======== PASSAGE ========
A CLI tool to export and import schema definitions and data from CockroachDB in SQL, JSON, YAML, or chunked CSV formats.
Project description
crdb-dump
A feature-rich CLI for exporting and importing CockroachDB schemas and data. Includes support for parallel chunked exports, manifest checksums, BYTES/UUID/ARRAY/VECTOR types, multi-schema (non-public) objects, permission introspection, secure resumable imports, S3-compatible storage (MinIO, Cohesity), region-aware filtering, and automatic retry logic.
Requires Python 3.10+.
⚠️ Breaking changes in 0.4.0
- All object names are now three-part
database.schema.table(filenames, manifests, resume-log keys, and--tablesinput). Objects in non-publicschemas are now exported and restored correctly.--tablestwo-part input meansschema.table(database taken from--db), not the olddatabase.table. Usedb.schema.tableto be explicit, or a baretablefor thepublicschema.- Data chunk files are now
db.schema.table_NNN.csv|sql; manifests aredb.schema.table.manifest.json. Pre-0.4.0 dumps are not compatible.See CHANGELOG.md for the full list.
🚀 Features
- ✅ Schema export: tables, views, sequences, enums (objects in any schema, not just
public) - ✅ Full-database dumps use native
SHOW CREATE ALL TABLES/ALL TYPES(dependency-ordered, FK constraints validated post-load) - ✅ Data export: CSV or SQL with chunking, gzip, and ordering
- ✅ Types: handles BYTES, UUIDs, STRING[], TIMESTAMP, enums, VECTOR
- ✅ Schema output formats:
sql,json,yaml - ✅ Resumable
COPY-based imports with chunk-level tracking - ✅ Permission exports: roles, grants, role memberships
- ✅ Parallel loading (
--parallel-load) and manifest verification - ✅ Dry-run for schema or chunk loading
- ✅ TLS and insecure auth supported
- ✅ Schema diff support (
--diff) - ✅ Full logging via
logs/crdb_dump.log - ✅ Automatic retry logic with exponential backoff for transient failures
- ✅ Fault-tolerant, resumable imports with
--resume-logor--resume-log-dir - ✅ Region-aware export/import via
--region - ✅ S3-compatible support (
--use-s3) with MinIO, Cohesity, or AWS - ✅ CSV header validation (
--validate-csv) - ✅ Python-based S3 bucket creation (via
boto3) for MinIO
📦 Installation
pip install crdb-dump
🧪 Local Testing
./test-local.sh
This script will:
- Start a multi-region demo CockroachDB cluster
- Create test schema + data
- Export schema and chunked data (CSV)
======== DATA LINES ========
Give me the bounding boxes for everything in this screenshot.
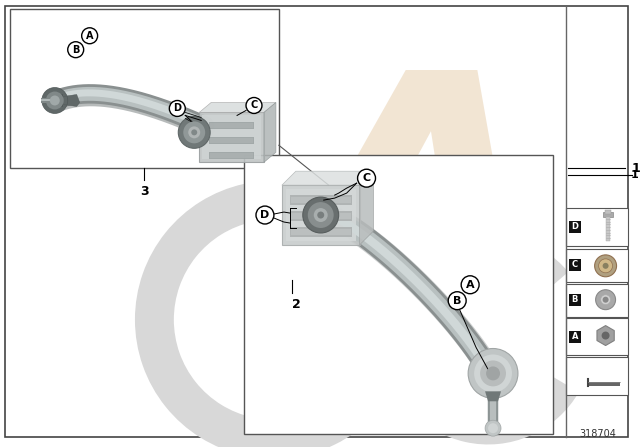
========
### SET PROBLEM 1
Decide whether each statement agrees with the crdb-dump description, answering yes or no and quoting the deciding words: (a) The tool requires Python 3.10 or newer. (b) Dumps made before version 0.4.0 can still be used with the new version. (c) The local test script starts a single-region cluster.
### SET PROBLEM 2
Print the stretch of the crdb-dump description from "A CLI tool to" through "Requires Python 3.10+.".
The listing has no connection to the crdb-dump description.

### RESPONSE 1
(a) Yes: "Requires Python 3.10+."
(b) No: "Pre-0.4.0 dumps are not compatible."
(c) No: "Start a multi-region demo CockroachDB cluster"

### RESPONSE 2
A CLI tool to export and import schema definitions and data from CockroachDB in SQL, JSON, YAML, or chunked CSV formats.
Project description
crdb-dump
A feature-rich CLI for exporting and importing CockroachDB schemas and data. Includes support for parallel chunked exports, manifest checksums, BYTES/UUID/ARRAY/VECTOR types, multi-schema (non-public) objects, permission introspection, secure resumable imports, S3-compatible storage (MinIO, Cohesity), region-aware filtering, and automatic retry logic.
Requires Python 3.10+.